▸ **TASK GOAL**:
Every line below must be reproduced exactly. Copy them all.

───

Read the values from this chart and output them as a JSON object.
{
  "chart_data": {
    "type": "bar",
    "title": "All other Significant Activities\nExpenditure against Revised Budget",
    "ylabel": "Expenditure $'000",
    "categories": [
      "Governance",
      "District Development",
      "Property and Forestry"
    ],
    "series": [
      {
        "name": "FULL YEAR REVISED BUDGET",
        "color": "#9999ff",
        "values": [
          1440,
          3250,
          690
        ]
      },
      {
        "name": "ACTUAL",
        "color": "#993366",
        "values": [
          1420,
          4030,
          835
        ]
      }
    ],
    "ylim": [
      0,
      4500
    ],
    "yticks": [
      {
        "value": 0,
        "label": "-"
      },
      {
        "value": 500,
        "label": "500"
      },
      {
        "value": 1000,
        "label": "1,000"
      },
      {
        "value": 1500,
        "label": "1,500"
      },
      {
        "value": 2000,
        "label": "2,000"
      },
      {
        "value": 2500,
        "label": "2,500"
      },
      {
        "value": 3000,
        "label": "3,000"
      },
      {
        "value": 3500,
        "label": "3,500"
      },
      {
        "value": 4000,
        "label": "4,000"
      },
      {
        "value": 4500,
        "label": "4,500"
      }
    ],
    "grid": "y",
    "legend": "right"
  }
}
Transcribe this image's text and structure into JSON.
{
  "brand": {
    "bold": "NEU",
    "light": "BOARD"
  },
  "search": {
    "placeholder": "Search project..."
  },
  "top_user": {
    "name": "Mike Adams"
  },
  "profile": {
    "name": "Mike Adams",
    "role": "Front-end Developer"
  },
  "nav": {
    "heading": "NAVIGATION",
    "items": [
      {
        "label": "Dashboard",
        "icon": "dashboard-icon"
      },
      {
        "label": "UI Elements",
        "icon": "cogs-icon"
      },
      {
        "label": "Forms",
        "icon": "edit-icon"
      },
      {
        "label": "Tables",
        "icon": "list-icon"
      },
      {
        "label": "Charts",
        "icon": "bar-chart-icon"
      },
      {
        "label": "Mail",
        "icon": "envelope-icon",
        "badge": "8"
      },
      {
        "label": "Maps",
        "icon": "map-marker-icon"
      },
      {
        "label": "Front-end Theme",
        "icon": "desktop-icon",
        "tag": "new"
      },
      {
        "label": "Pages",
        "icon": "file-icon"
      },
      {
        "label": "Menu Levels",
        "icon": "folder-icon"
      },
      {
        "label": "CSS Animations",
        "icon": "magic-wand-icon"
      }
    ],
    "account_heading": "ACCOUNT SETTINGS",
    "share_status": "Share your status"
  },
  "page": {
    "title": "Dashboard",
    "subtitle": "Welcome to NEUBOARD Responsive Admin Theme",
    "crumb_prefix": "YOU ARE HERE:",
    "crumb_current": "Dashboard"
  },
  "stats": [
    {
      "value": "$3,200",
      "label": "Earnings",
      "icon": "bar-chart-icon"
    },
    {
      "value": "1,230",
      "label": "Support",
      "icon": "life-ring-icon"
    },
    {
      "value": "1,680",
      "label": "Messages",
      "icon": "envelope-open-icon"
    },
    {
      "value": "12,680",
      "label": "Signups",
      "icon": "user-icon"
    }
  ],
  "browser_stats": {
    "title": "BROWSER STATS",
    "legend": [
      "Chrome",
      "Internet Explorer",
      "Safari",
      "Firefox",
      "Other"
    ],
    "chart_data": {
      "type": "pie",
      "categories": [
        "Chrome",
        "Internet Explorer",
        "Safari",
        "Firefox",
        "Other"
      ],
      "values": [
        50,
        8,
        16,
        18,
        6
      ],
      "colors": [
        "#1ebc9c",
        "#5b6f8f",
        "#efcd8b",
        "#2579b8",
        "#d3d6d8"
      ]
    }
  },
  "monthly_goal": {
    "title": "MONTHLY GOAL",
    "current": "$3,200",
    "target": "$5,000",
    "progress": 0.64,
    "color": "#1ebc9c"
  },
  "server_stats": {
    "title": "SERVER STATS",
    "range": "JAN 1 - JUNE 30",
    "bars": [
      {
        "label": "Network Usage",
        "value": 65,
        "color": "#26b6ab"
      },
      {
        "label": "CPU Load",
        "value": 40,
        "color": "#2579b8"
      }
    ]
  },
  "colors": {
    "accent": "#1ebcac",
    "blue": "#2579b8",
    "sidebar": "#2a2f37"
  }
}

───

▸ **TASK OUTPUT**:
Read the values from this chart and output them as a JSON object.
{
  "chart_data": {
    "type": "bar",
    "title": "All other Significant Activities\nExpenditure against Revised Budget",
    "ylabel": "Expenditure $'000",
    "categories": [
      "Governance",
      "District Development",
      "Property and Forestry"
    ],
    "series": [
      {
        "name": "FULL YEAR REVISED BUDGET",
        "color": "#9999ff",
        "values": [
          1440,
          3250,
          690
        ]
      },
      {
        "name": "ACTUAL",
        "color": "#993366",
        "values": [
          1420,
          4030,
          835
        ]
      }
    ],
    "ylim": [
      0,
      4500
    ],
    "yticks": [
      {
        "value": 0,
        "label": "-"
      },
      {
        "value": 500,
        "label": "500"
      },
      {
        "value": 1000,
        "label": "1,000"
      },
      {
        "value": 1500,
        "label": "1,500"
      },
      {
        "value": 2000,
        "label": "2,000"
      },
      {
        "value": 2500,
        "label": "2,500"
      },
      {
        "value": 3000,
        "label": "3,000"
      },
      {
        "value": 3500,
        "label": "3,500"
      },
      {
        "value": 4000,
        "label": "4,000"
      },
      {
        "value": 4500,
        "label": "4,500"
      }
    ],
    "grid": "y",
    "legend": "right"
  }
}
Transcribe this image's text and structure into JSON.
{
  "brand": {
    "bold": "NEU",
    "light": "BOARD"
  },
  "search": {
    "placeholder": "Search project..."
  },
  "top_user": {
    "name": "Mike Adams"
  },
  "profile": {
    "name": "Mike Adams",
    "role": "Front-end Developer"
  },
  "nav": {
    "heading": "NAVIGATION",
    "items": [
      {
        "label": "Dashboard",
        "icon": "dashboard-icon"
      },
      {
        "label": "UI Elements",
        "icon": "cogs-icon"
      },
      {
        "label": "Forms",
        "icon": "edit-icon"
      },
      {
        "label": "Tables",
        "icon": "list-icon"
      },
      {
        "label": "Charts",
        "icon": "bar-chart-icon"
      },
      {
        "label": "Mail",
        "icon": "envelope-icon",
        "badge": "8"
      },
      {
        "label": "Maps",
        "icon": "map-marker-icon"
      },
      {
        "label": "Front-end Theme",
        "icon": "desktop-icon",
        "tag": "new"
      },
      {
        "label": "Pages",
        "icon": "file-icon"
      },
      {
        "label": "Menu Levels",
        "icon": "folder-icon"
      },
      {
        "label": "CSS Animations",
        "icon": "magic-wand-icon"
      }
    ],
    "account_heading": "ACCOUNT SETTINGS",
    "share_status": "Share your status"
  },
  "page": {
    "title": "Dashboard",
    "subtitle": "Welcome to NEUBOARD Responsive Admin Theme",
    "crumb_prefix": "YOU ARE HERE:",
    "crumb_current": "Dashboard"
  },
  "stats": [
    {
      "value": "$3,200",
      "label": "Earnings",
      "icon": "bar-chart-icon"
    },
    {
      "value": "1,230",
      "label": "Support",
      "icon": "life-ring-icon"
    },
    {
      "value": "1,680",
      "label": "Messages",
      "icon": "envelope-open-icon"
    },
    {
      "value": "12,680",
      "label": "Signups",
      "icon": "user-icon"
    }
  ],
  "browser_stats": {
    "title": "BROWSER STATS",
    "legend": [
      "Chrome",
      "Internet Explorer",
      "Safari",
      "Firefox",
      "Other"
    ],
    "chart_data": {
      "type": "pie",
      "categories": [
        "Chrome",
        "Internet Explorer",
        "Safari",
        "Firefox",
        "Other"
      ],
      "values": [
        50,
        8,
        16,
        18,
        6
      ],
      "colors": [
        "#1ebc9c",
        "#5b6f8f",
        "#efcd8b",
        "#2579b8",
        "#d3d6d8"
      ]
    }
  },
  "monthly_goal": {
    "title": "MONTHLY GOAL",
    "current": "$3,200",
    "target": "$5,000",
    "progress": 0.64,
    "color": "#1ebc9c"
  },
  "server_stats": {
    "title": "SERVER STATS",
    "range": "JAN 1 - JUNE 30",
    "bars": [
      {
        "label": "Network Usage",
        "value": 65,
        "color": "#26b6ab"
      },
      {
        "label": "CPU Load",
        "value": 40,
        "color": "#2579b8"
      }
    ]
  },
  "colors": {
    "accent": "#1ebcac",
    "blue": "#2579b8",
    "sidebar": "#2a2f37"
  }
}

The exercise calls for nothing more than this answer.